YOUR OBJECTIVE: Go over the listing below line by line and tally those containing "species". Give only the tally.

PROVIDED RECORDS:
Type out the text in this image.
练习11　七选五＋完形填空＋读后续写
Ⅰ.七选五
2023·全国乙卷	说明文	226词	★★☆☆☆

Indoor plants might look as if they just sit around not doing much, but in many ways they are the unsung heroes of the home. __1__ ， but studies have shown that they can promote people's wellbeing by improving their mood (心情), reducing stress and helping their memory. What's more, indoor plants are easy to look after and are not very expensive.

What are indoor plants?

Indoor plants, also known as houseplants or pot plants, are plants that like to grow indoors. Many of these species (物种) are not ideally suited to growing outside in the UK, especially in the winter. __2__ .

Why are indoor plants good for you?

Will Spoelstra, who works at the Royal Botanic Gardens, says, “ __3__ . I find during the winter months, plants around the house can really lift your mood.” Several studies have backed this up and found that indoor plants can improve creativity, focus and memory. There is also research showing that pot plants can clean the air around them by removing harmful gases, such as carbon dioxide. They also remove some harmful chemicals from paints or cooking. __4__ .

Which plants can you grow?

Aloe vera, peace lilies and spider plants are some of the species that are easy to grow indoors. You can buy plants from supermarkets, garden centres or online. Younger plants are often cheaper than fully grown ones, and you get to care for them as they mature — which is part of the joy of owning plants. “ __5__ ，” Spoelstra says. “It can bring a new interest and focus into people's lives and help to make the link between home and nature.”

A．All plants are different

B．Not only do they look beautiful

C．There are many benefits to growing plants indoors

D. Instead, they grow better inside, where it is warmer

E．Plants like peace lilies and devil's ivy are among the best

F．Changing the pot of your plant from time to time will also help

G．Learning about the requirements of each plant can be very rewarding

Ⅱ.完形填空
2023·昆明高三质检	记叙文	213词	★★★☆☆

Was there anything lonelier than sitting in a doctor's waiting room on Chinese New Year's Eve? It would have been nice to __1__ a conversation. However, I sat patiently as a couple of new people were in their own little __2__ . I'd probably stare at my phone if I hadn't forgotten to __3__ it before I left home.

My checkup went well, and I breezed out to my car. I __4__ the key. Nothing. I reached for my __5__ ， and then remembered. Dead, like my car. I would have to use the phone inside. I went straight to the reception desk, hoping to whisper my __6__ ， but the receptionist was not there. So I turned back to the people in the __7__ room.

COMPLETE ANSWER: 2